**TASK PROMPT**: Return, word for word, every line that follows.

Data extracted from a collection
==========
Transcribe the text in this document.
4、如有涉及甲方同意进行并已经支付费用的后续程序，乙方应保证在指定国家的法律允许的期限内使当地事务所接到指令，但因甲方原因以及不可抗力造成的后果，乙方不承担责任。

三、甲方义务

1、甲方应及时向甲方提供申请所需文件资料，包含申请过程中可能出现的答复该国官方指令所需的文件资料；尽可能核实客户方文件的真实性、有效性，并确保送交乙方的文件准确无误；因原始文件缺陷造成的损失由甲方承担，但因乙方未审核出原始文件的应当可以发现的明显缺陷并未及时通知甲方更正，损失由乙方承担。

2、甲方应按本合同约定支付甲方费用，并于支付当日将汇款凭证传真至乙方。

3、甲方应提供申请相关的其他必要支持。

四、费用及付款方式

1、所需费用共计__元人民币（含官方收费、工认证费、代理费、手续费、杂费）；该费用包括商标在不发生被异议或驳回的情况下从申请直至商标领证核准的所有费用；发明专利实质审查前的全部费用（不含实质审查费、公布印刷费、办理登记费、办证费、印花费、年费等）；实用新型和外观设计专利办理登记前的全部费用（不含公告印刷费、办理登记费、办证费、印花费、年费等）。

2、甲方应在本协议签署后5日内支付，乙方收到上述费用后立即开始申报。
==========
**RESULT FOR THIS TASK**:
Transcribe the text in this document.
4、如有涉及甲方同意进行并已经支付费用的后续程序，乙方应保证在指定国家的法律允许的期限内使当地事务所接到指令，但因甲方原因以及不可抗力造成的后果，乙方不承担责任。

三、甲方义务

1、甲方应及时向甲方提供申请所需文件资料，包含申请过程中可能出现的答复该国官方指令所需的文件资料；尽可能核实客户方文件的真实性、有效性，并确保送交乙方的文件准确无误；因原始文件缺陷造成的损失由甲方承担，但因乙方未审核出原始文件的应当可以发现的明显缺陷并未及时通知甲方更正，损失由乙方承担。

2、甲方应按本合同约定支付甲方费用，并于支付当日将汇款凭证传真至乙方。

3、甲方应提供申请相关的其他必要支持。

四、费用及付款方式

1、所需费用共计__元人民币（含官方收费、工认证费、代理费、手续费、杂费）；该费用包括商标在不发生被异议或驳回的情况下从申请直至商标领证核准的所有费用；发明专利实质审查前的全部费用（不含实质审查费、公布印刷费、办理登记费、办证费、印花费、年费等）；实用新型和外观设计专利办理登记前的全部费用（不含公告印刷费、办理登记费、办证费、印花费、年费等）。

2、甲方应在本协议签署后5日内支付，乙方收到上述费用后立即开始申报。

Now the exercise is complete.